Can you convert the lines of every record below into a numbered list, skipping blank lines and leaving the pictures out?

(Spatial annotation records)
▬▬▬▬▬▬

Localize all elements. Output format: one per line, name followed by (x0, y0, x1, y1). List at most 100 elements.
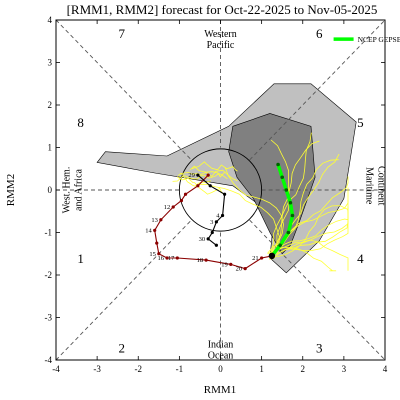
y-tick-label: 3 (48, 58, 53, 68)
data-point-label: 21 (252, 255, 259, 262)
phase-divider-line (249, 19, 386, 161)
y-tick-label: -3 (45, 313, 53, 323)
series-line-ensemble-mean (270, 163, 295, 257)
data-point (183, 192, 188, 196)
data-point-label: 17 (168, 255, 175, 262)
ensemble-mean-point (288, 200, 293, 205)
y-tick-label: -2 (45, 270, 53, 280)
ensemble-member-line (224, 166, 284, 258)
data-point (155, 241, 159, 245)
region-label: West. Hem. (62, 167, 73, 214)
x-tick-label: -1 (176, 364, 184, 374)
y-tick-label: 1 (48, 143, 53, 153)
data-point-label: 3 (210, 219, 213, 226)
data-point-label: 4 (216, 213, 220, 220)
y-axis-label: RMM2 (5, 174, 17, 206)
region-label: Western (204, 29, 237, 40)
data-point (210, 230, 214, 235)
region-label: Ocean (208, 350, 234, 361)
region-label: and Africa (74, 168, 85, 210)
x-tick-label: 3 (342, 364, 347, 374)
data-point (196, 184, 200, 188)
region-label: Pacific (207, 40, 235, 51)
legend-label: NCEP GEPSBC (358, 35, 400, 44)
ensemble-mean-point (286, 230, 291, 235)
ensemble-member-line (277, 200, 349, 251)
ensemble-member-line (177, 171, 225, 178)
data-point-label: 19 (221, 261, 228, 268)
data-point-label: 18 (197, 257, 204, 264)
data-point (165, 256, 169, 260)
ensemble-mean-point (284, 188, 289, 192)
data-point (159, 218, 163, 222)
ensemble-mean-point (278, 243, 282, 248)
data-point (214, 220, 218, 224)
x-tick-label: -4 (52, 364, 60, 374)
series-line-observed (154, 174, 273, 270)
data-point (196, 173, 200, 177)
data-point-label: 12 (164, 204, 171, 211)
data-point-label: 29 (188, 172, 195, 179)
ensemble-mean-point (276, 162, 280, 167)
y-tick-label: 4 (48, 15, 53, 25)
phase-number-label: 8 (77, 115, 84, 130)
data-point-label: 15 (149, 251, 156, 258)
data-point-label: 14 (145, 227, 152, 234)
phase-divider-line (249, 219, 386, 361)
data-point (243, 267, 247, 271)
phase-number-label: 2 (119, 340, 126, 355)
chart-title: [RMM1, RMM2] forecast for Oct-22-2025 to… (67, 2, 378, 17)
x-axis-label: RMM1 (204, 384, 236, 396)
phase-number-label: 5 (357, 115, 364, 130)
data-point (260, 256, 264, 260)
region-label: Maritime (363, 167, 374, 205)
ensemble-member-line (273, 215, 349, 259)
ensemble-member-line (267, 246, 337, 272)
phase-number-label: 7 (119, 26, 126, 41)
phase-number-label: 1 (77, 251, 84, 266)
y-tick-label: 2 (48, 100, 53, 110)
y-tick-label: 0 (48, 185, 53, 195)
data-point (206, 173, 210, 177)
data-point (223, 192, 227, 196)
phase-divider-line (55, 219, 192, 361)
ensemble-member-line (176, 176, 223, 195)
data-point-label: 13 (151, 217, 158, 224)
x-tick-label: 2 (301, 364, 306, 374)
phase-number-label: 4 (357, 251, 364, 266)
data-point (214, 243, 218, 247)
region-label: Indian (208, 339, 234, 350)
x-tick-label: -3 (93, 364, 101, 374)
x-tick-label: 4 (383, 364, 388, 374)
ensemble-member-line (271, 159, 339, 256)
phase-number-label: 6 (316, 26, 323, 41)
ensemble-member-line (270, 132, 312, 252)
ensemble-member-line (272, 239, 349, 271)
data-point (171, 205, 175, 209)
data-point (206, 237, 210, 241)
ensemble-member-line (189, 165, 238, 182)
x-tick-label: 1 (259, 364, 264, 374)
data-point (175, 256, 179, 260)
data-point (157, 252, 161, 256)
data-point (204, 258, 208, 262)
ensemble-mean-point (290, 213, 295, 218)
unit-circle (178, 148, 263, 232)
ensemble-member-line (179, 172, 228, 180)
data-point (179, 199, 184, 203)
data-point (220, 213, 225, 218)
ensemble-member-line (199, 183, 280, 255)
data-point-label: 30 (199, 236, 206, 243)
x-tick-label: 0 (218, 364, 223, 374)
y-tick-label: -1 (45, 228, 53, 238)
data-point-label: 20 (236, 266, 243, 273)
y-tick-label: -4 (45, 355, 53, 365)
forecast-start-marker (268, 252, 276, 260)
phase-divider-line (55, 19, 192, 161)
data-point (208, 184, 212, 188)
ensemble-member-line (191, 161, 238, 172)
ensemble-mean-point (280, 175, 284, 180)
data-point-label: 16 (158, 255, 165, 262)
region-label: Continent (375, 166, 386, 206)
ensemble-member-line (275, 140, 320, 254)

▬▬▬▬▬▬

**Full output:**
1. Localize all elements. Output format: one per line, name followed by (x0, y0, x1, y1). List at most 100 elements.
2. y-tick-label: 3 (48, 58, 53, 68)
3. data-point-label: 21 (252, 255, 259, 262)
4. phase-divider-line (249, 19, 386, 161)
5. y-tick-label: -3 (45, 313, 53, 323)
6. series-line-ensemble-mean (270, 163, 295, 257)
7. data-point (183, 192, 188, 196)
8. data-point-label: 17 (168, 255, 175, 262)
9. ensemble-mean-point (288, 200, 293, 205)
10. y-tick-label: -2 (45, 270, 53, 280)
11. ensemble-member-line (224, 166, 284, 258)
12. data-point (155, 241, 159, 245)
13. region-label: West. Hem. (62, 167, 73, 214)
14. x-tick-label: -1 (176, 364, 184, 374)
15. y-tick-label: 1 (48, 143, 53, 153)
16. data-point-label: 3 (210, 219, 213, 226)
17. data-point-label: 4 (216, 213, 220, 220)
18. y-axis-label: RMM2 (5, 174, 17, 206)
19. region-label: Western (204, 29, 237, 40)
20. data-point (210, 230, 214, 235)
21. region-label: Ocean (208, 350, 234, 361)
22. region-label: and Africa (74, 168, 85, 210)
23. x-tick-label: 3 (342, 364, 347, 374)
24. data-point (196, 184, 200, 188)
25. region-label: Pacific (207, 40, 235, 51)
26. legend-label: NCEP GEPSBC (358, 35, 400, 44)
27. ensemble-mean-point (286, 230, 291, 235)
28. ensemble-member-line (277, 200, 349, 251)
29. ensemble-member-line (177, 171, 225, 178)
30. data-point-label: 19 (221, 261, 228, 268)
31. data-point-label: 18 (197, 257, 204, 264)
32. data-point (165, 256, 169, 260)
33. ensemble-mean-point (284, 188, 289, 192)
34. data-point (159, 218, 163, 222)
35. ensemble-mean-point (278, 243, 282, 248)
36. data-point (214, 220, 218, 224)
37. x-tick-label: -4 (52, 364, 60, 374)
38. series-line-observed (154, 174, 273, 270)
39. data-point (196, 173, 200, 177)
40. data-point-label: 12 (164, 204, 171, 211)
41. data-point-label: 29 (188, 172, 195, 179)
42. ensemble-mean-point (276, 162, 280, 167)
43. y-tick-label: 4 (48, 15, 53, 25)
44. phase-number-label: 8 (77, 115, 84, 130)
45. data-point-label: 15 (149, 251, 156, 258)
46. data-point-label: 14 (145, 227, 152, 234)
47. phase-divider-line (249, 219, 386, 361)
48. data-point (243, 267, 247, 271)
49. phase-number-label: 2 (119, 340, 126, 355)
50. chart-title: [RMM1, RMM2] forecast for Oct-22-2025 to… (67, 2, 378, 17)
51. x-axis-label: RMM1 (204, 384, 236, 396)
52. phase-number-label: 5 (357, 115, 364, 130)
53. data-point (260, 256, 264, 260)
54. region-label: Maritime (363, 167, 374, 205)
55. ensemble-member-line (273, 215, 349, 259)
56. ensemble-member-line (267, 246, 337, 272)
57. phase-number-label: 7 (119, 26, 126, 41)
58. phase-number-label: 1 (77, 251, 84, 266)
59. y-tick-label: 2 (48, 100, 53, 110)
60. y-tick-label: 0 (48, 185, 53, 195)
61. data-point (206, 173, 210, 177)
62. data-point (223, 192, 227, 196)
63. phase-divider-line (55, 219, 192, 361)
64. ensemble-member-line (176, 176, 223, 195)
65. data-point-label: 13 (151, 217, 158, 224)
66. x-tick-label: 2 (301, 364, 306, 374)
67. phase-number-label: 4 (357, 251, 364, 266)
68. data-point (214, 243, 218, 247)
69. region-label: Indian (208, 339, 234, 350)
70. x-tick-label: -3 (93, 364, 101, 374)
71. x-tick-label: 4 (383, 364, 388, 374)
72. ensemble-member-line (271, 159, 339, 256)
73. phase-number-label: 6 (316, 26, 323, 41)
74. ensemble-member-line (270, 132, 312, 252)
75. ensemble-member-line (272, 239, 349, 271)
76. data-point (171, 205, 175, 209)
77. data-point (206, 237, 210, 241)
78. ensemble-member-line (189, 165, 238, 182)
79. x-tick-label: 1 (259, 364, 264, 374)
80. data-point (175, 256, 179, 260)
81. data-point (157, 252, 161, 256)
82. data-point (204, 258, 208, 262)
83. ensemble-mean-point (290, 213, 295, 218)
84. unit-circle (178, 148, 263, 232)
85. ensemble-member-line (179, 172, 228, 180)
86. data-point (179, 199, 184, 203)
87. data-point (220, 213, 225, 218)
88. ensemble-member-line (199, 183, 280, 255)
89. data-point-label: 30 (199, 236, 206, 243)
90. x-tick-label: 0 (218, 364, 223, 374)
91. y-tick-label: -1 (45, 228, 53, 238)
92. data-point-label: 20 (236, 266, 243, 273)
93. y-tick-label: -4 (45, 355, 53, 365)
94. forecast-start-marker (268, 252, 276, 260)
95. phase-divider-line (55, 19, 192, 161)
96. data-point (208, 184, 212, 188)
97. ensemble-member-line (191, 161, 238, 172)
98. ensemble-mean-point (280, 175, 284, 180)
99. data-point-label: 16 (158, 255, 165, 262)
100. region-label: Continent (375, 166, 386, 206)
101. ensemble-member-line (275, 140, 320, 254)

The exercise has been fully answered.